(Records excerpted from a collection)
○ ○ ○
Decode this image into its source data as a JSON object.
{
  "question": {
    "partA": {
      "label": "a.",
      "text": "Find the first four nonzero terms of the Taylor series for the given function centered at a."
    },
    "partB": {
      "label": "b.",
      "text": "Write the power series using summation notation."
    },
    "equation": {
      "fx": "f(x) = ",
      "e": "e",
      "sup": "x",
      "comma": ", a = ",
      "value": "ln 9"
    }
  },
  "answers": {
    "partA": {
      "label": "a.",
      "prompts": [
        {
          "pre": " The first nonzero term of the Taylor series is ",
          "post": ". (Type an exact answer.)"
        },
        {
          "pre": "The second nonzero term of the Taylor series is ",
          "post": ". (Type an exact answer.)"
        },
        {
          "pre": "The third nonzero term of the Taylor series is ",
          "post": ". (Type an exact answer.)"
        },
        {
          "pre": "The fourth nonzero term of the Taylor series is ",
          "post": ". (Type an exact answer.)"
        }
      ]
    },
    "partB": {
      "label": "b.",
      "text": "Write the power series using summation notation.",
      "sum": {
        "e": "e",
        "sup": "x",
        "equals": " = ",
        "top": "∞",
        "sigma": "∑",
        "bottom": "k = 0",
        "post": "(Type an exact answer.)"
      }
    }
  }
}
○ ○ ○
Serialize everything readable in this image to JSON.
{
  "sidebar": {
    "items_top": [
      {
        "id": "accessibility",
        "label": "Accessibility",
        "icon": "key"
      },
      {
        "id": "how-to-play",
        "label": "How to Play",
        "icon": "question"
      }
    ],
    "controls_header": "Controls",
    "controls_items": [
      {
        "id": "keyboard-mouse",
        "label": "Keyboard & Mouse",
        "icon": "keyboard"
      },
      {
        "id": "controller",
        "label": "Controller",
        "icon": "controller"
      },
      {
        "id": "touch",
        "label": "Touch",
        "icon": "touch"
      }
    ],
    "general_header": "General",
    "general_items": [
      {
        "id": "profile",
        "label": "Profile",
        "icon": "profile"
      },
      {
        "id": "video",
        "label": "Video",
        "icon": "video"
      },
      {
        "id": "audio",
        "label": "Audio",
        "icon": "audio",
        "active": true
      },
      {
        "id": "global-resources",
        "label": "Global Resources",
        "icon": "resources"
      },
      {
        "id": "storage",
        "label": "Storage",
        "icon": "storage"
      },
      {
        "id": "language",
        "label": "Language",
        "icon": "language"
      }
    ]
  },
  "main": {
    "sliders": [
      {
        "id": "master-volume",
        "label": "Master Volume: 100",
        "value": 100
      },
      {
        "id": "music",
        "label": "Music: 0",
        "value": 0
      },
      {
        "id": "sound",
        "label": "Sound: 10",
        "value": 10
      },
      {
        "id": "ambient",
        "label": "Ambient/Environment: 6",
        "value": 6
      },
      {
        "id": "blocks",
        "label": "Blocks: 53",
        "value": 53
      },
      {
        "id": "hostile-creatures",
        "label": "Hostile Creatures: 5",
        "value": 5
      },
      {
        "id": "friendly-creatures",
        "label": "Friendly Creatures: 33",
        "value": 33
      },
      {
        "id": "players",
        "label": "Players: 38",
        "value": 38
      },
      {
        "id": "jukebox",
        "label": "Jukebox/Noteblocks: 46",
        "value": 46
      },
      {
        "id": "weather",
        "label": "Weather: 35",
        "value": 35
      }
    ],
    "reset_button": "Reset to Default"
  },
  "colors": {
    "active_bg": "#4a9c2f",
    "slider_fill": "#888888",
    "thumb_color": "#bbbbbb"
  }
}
○ ○ ○
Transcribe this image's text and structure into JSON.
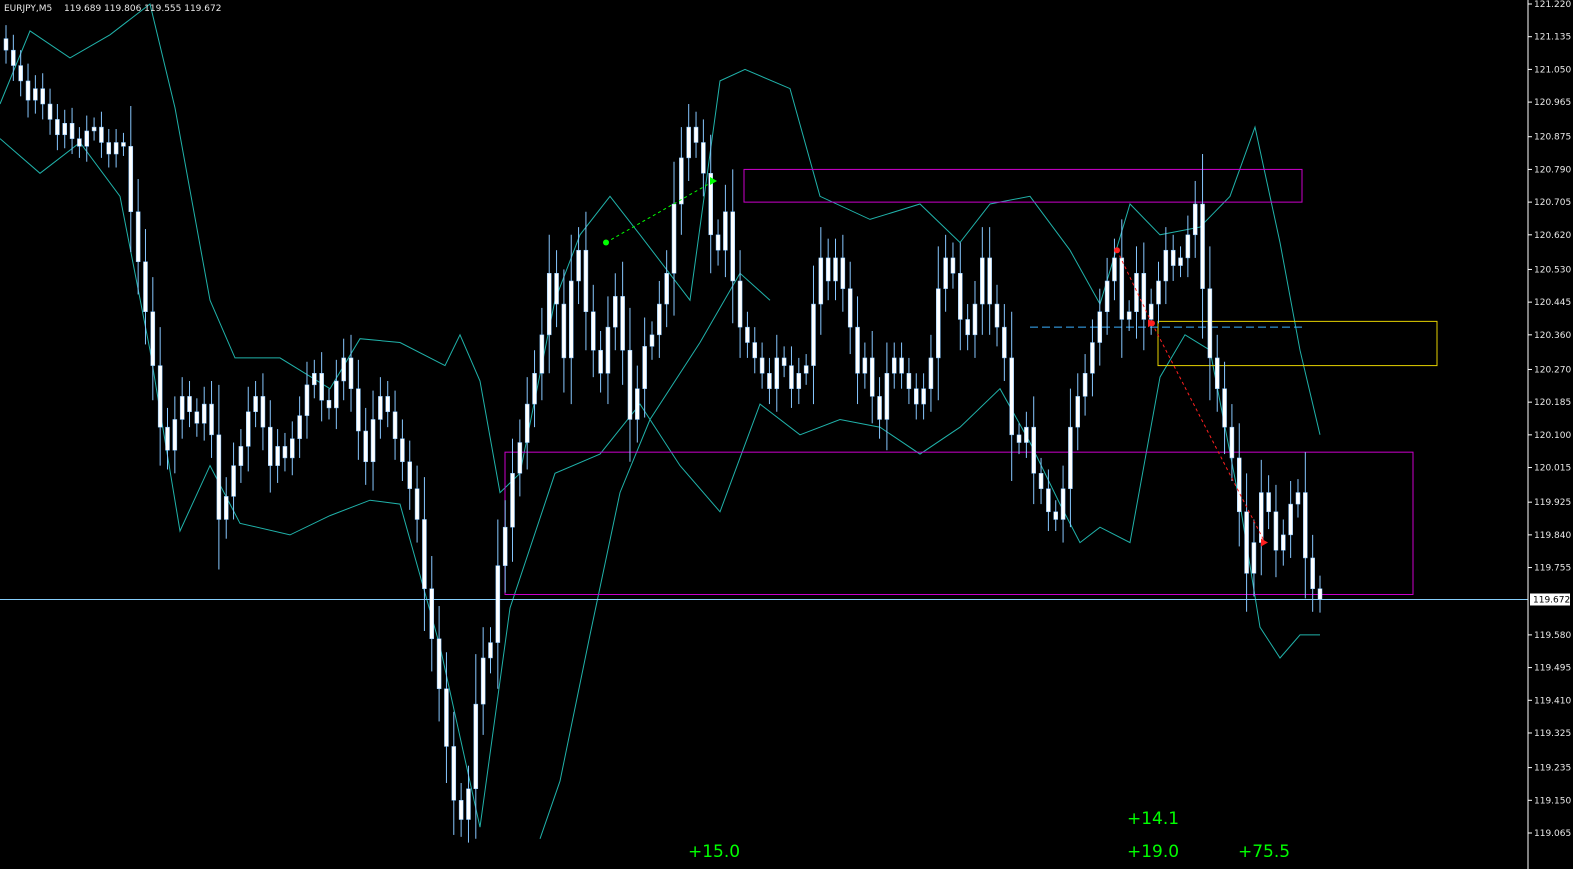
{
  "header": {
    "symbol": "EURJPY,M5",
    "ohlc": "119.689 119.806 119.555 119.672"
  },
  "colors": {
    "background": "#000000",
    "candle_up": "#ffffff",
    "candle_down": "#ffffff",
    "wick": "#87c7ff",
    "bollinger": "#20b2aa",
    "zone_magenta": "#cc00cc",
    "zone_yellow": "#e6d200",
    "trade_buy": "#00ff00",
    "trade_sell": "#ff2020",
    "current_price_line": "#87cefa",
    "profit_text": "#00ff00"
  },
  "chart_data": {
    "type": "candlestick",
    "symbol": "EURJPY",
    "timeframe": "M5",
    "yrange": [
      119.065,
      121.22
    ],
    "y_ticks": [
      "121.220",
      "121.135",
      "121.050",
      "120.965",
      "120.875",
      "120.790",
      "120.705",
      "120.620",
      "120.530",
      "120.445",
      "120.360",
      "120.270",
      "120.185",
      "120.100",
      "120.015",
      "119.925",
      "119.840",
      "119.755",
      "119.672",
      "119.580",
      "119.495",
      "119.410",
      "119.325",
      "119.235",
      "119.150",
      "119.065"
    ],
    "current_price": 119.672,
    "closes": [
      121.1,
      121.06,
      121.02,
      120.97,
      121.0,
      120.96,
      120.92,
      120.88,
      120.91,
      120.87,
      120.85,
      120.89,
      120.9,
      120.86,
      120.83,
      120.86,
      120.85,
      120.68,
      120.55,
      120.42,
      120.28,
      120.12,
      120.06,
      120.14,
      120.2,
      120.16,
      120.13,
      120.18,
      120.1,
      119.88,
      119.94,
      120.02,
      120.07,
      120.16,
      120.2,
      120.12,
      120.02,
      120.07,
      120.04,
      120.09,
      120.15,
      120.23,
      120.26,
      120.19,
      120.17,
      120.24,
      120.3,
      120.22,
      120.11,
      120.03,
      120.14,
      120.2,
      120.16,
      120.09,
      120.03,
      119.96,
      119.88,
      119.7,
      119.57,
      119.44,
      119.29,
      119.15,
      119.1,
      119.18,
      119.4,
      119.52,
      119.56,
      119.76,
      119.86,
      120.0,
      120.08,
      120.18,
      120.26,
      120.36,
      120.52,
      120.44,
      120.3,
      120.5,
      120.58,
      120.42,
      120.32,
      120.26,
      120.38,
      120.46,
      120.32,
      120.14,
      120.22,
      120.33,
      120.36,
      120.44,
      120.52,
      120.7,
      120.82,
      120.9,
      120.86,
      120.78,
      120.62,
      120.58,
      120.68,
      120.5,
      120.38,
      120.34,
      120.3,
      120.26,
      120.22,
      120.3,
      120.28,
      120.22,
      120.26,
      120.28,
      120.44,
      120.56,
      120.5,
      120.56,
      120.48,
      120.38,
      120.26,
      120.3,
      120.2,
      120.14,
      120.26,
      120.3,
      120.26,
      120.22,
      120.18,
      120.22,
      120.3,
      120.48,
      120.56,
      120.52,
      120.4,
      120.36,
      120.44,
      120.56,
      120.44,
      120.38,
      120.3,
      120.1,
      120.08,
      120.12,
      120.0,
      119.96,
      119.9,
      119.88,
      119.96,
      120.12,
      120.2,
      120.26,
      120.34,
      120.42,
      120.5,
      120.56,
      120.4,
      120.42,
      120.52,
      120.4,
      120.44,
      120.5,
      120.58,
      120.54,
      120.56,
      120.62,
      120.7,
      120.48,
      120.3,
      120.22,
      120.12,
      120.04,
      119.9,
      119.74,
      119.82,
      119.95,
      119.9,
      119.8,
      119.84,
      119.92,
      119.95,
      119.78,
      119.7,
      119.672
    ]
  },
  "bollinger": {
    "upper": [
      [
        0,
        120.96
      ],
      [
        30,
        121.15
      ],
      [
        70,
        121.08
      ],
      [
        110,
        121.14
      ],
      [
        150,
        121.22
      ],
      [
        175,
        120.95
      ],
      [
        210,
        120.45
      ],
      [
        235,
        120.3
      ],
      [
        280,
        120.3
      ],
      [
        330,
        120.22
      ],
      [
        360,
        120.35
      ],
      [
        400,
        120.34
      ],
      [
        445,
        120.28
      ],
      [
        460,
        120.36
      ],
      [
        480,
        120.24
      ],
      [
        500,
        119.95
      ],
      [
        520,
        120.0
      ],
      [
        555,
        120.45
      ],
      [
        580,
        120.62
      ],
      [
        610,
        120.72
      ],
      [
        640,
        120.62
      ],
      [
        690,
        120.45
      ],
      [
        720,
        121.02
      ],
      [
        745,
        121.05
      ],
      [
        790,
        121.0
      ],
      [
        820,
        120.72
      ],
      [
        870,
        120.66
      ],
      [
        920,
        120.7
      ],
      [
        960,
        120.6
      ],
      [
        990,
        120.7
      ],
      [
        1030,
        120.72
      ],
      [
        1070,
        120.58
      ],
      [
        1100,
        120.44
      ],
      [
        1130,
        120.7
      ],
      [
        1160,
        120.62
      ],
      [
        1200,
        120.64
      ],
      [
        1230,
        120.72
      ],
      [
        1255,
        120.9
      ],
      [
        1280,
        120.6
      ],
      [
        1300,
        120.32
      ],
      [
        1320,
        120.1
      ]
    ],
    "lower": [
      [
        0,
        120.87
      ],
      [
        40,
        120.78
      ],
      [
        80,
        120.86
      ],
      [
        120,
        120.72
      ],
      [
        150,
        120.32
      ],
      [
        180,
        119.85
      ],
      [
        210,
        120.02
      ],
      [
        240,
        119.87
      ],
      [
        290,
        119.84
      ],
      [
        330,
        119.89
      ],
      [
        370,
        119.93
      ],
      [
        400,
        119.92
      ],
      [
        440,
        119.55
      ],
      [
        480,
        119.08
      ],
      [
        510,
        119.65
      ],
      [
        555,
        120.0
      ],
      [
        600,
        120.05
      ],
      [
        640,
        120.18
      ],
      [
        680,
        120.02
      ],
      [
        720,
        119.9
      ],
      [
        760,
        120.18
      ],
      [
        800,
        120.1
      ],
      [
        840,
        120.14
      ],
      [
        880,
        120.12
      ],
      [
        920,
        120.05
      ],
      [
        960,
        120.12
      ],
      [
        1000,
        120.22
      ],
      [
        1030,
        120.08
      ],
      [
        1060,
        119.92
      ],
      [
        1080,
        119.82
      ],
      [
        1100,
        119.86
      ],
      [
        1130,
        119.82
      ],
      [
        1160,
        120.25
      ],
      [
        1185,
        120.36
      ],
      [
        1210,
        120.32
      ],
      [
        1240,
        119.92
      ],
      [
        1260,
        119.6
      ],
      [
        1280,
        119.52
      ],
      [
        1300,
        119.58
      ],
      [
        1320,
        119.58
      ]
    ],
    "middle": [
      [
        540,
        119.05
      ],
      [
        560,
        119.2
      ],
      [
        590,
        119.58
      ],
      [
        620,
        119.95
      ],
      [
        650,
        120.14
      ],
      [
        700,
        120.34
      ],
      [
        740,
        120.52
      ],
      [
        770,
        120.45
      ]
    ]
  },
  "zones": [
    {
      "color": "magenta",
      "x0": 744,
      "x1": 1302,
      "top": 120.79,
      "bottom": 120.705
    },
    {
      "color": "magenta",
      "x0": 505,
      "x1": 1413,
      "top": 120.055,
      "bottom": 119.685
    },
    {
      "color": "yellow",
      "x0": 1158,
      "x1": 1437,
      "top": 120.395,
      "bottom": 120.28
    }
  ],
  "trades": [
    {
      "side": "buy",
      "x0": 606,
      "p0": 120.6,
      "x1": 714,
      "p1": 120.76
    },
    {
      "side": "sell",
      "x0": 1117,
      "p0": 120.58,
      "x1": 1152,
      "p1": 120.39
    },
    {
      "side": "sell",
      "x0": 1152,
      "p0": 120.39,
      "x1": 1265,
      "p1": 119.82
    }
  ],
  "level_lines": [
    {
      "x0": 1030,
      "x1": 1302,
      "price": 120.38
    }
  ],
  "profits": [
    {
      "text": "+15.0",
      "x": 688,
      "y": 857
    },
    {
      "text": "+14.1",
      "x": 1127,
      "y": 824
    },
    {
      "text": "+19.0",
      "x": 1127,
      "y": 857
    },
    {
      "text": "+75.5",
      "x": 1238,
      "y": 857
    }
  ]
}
○ ○ ○
Exercise goal =>
Collect the lines of the data that carry the word "series".

Task result =>
      "text": "Find the first four nonzero terms of the Taylor series for the given function centered at a."
      "text": "Write the power series using summation notation."
          "pre": " The first nonzero term of the Taylor series is ",
          "pre": "The second nonzero term of the Taylor series is ",
          "pre": "The third nonzero term of the Taylor series is ",
          "pre": "The fourth nonzero term of the Taylor series is ",
      "text": "Write the power series using summation notation.",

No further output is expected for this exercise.